▶ _PROVIDED INFORMATION_:
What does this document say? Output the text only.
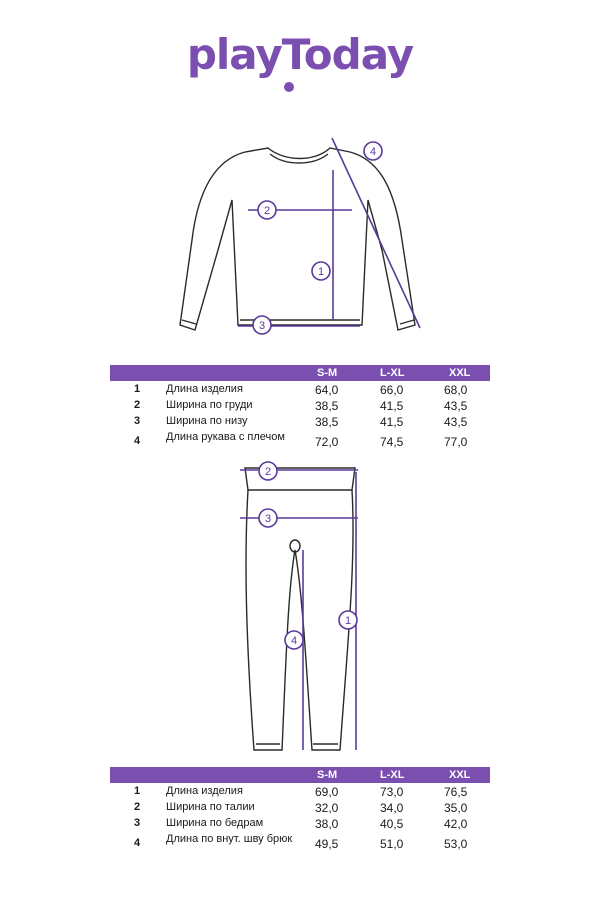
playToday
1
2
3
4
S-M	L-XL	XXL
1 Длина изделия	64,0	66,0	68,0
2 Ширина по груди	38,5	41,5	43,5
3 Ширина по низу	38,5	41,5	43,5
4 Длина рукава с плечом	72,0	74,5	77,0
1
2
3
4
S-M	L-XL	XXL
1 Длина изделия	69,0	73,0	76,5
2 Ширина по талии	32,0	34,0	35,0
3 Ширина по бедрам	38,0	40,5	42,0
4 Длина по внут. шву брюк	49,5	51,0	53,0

▶ _AIM_: Restate each line of the records exactly; pictures do not belong in the copy.

▶ _EXERCISE SOLUTION_:
What does this document say? Output the text only.
playToday
1
2
3
4
S-M	L-XL	XXL
1 Длина изделия	64,0	66,0	68,0
2 Ширина по груди	38,5	41,5	43,5
3 Ширина по низу	38,5	41,5	43,5
4 Длина рукава с плечом	72,0	74,5	77,0
1
2
3
4
S-M	L-XL	XXL
1 Длина изделия	69,0	73,0	76,5
2 Ширина по талии	32,0	34,0	35,0
3 Ширина по бедрам	38,0	40,5	42,0
4 Длина по внут. шву брюк	49,5	51,0	53,0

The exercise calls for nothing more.